Requirements: Of the lines in the data below, count the ones holding the string "Point", and answer with that number only.

>>

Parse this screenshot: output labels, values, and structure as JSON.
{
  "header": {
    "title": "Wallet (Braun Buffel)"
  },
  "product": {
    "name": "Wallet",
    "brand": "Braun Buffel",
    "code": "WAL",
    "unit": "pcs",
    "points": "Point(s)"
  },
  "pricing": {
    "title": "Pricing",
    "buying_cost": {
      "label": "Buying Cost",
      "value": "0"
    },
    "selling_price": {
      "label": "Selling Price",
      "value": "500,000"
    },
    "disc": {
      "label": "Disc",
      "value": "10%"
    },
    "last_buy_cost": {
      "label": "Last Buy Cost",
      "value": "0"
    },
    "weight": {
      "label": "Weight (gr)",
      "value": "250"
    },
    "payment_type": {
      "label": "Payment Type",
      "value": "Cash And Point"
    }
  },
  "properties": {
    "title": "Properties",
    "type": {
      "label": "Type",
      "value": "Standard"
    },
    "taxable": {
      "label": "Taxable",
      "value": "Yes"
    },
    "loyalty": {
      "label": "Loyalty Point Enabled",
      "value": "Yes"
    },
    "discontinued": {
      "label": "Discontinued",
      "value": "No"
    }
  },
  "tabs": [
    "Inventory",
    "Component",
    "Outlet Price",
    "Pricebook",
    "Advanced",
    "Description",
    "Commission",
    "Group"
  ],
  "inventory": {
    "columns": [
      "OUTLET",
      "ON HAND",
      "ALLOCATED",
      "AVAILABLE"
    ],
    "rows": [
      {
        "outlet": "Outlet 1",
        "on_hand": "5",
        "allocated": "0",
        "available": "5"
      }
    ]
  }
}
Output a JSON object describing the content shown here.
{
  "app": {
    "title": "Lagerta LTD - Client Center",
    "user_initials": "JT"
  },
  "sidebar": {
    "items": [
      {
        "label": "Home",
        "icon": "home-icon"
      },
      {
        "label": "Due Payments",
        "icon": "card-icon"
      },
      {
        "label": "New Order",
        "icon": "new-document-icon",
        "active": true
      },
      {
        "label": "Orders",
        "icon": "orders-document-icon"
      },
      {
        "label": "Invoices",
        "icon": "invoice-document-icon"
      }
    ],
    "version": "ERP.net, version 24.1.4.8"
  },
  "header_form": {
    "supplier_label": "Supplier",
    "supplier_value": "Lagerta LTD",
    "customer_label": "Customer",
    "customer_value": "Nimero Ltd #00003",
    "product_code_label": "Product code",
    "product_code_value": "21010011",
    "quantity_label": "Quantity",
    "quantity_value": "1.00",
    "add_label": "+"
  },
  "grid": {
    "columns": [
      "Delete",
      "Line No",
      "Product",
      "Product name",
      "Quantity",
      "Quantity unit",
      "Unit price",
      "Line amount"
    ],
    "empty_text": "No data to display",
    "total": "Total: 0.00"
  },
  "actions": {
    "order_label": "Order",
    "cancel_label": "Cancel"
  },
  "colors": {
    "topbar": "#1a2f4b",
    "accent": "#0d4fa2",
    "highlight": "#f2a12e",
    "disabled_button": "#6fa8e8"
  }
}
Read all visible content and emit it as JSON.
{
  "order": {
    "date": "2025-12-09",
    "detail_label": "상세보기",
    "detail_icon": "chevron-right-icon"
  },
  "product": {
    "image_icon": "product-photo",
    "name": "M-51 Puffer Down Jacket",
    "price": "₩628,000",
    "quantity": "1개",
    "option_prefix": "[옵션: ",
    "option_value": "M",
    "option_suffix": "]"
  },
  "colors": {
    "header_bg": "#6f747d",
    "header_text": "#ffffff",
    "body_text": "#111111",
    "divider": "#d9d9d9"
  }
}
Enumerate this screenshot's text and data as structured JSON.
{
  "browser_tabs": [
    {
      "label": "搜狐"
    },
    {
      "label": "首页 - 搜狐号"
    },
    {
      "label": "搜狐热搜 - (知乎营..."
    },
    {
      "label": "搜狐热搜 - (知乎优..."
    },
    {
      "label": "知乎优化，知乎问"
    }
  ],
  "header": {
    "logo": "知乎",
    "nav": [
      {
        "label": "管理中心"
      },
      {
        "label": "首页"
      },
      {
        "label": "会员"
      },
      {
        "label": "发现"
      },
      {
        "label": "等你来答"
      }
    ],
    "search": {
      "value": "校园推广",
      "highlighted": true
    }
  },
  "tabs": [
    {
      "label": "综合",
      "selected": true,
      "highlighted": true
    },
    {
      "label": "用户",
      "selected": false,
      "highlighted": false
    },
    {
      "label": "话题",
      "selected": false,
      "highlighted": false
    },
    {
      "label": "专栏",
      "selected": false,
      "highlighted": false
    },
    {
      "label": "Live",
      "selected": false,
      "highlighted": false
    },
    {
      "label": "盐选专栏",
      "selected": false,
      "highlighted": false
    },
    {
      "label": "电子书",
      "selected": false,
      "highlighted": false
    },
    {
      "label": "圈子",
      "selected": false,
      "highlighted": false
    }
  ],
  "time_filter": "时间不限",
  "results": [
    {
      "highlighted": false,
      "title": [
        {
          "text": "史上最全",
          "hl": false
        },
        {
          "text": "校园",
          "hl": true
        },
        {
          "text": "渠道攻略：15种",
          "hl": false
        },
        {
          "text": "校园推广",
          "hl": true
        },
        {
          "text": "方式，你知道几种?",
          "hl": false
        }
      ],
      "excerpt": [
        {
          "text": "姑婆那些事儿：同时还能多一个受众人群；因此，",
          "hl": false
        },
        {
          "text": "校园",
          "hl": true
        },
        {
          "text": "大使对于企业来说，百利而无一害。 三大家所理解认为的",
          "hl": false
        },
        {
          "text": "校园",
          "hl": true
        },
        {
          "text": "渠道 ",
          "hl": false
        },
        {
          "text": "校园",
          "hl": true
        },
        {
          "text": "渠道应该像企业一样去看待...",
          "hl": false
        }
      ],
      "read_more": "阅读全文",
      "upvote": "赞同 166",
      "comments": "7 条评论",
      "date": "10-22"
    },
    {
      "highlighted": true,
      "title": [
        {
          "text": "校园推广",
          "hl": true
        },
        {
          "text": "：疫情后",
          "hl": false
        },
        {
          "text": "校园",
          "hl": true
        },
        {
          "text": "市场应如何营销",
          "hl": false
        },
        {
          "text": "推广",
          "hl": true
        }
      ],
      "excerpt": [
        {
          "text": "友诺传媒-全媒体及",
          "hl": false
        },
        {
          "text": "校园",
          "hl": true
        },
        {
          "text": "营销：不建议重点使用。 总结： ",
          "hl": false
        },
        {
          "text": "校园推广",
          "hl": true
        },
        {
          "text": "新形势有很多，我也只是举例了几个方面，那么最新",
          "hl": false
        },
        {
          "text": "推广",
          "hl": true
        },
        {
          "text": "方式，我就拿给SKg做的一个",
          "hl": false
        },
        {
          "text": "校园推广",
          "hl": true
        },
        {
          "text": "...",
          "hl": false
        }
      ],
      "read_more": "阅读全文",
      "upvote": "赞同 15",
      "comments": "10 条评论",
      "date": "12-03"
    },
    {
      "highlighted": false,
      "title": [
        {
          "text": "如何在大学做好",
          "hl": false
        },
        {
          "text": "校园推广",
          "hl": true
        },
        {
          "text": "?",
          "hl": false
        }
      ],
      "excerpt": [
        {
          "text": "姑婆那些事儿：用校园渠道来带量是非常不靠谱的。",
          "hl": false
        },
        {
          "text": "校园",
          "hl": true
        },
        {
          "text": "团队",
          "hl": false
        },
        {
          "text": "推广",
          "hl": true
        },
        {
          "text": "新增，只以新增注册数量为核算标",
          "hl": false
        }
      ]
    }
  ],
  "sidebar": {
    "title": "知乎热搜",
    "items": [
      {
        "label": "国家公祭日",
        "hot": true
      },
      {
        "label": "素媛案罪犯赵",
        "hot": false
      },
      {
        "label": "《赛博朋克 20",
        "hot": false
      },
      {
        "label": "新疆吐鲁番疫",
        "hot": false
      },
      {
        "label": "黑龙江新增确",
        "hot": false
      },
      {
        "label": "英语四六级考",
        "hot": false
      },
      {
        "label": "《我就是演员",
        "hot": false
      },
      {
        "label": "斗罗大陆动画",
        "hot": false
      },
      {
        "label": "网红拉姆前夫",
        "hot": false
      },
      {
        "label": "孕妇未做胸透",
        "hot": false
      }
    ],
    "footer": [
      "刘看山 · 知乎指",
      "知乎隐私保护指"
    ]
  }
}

<<

Written answer: 3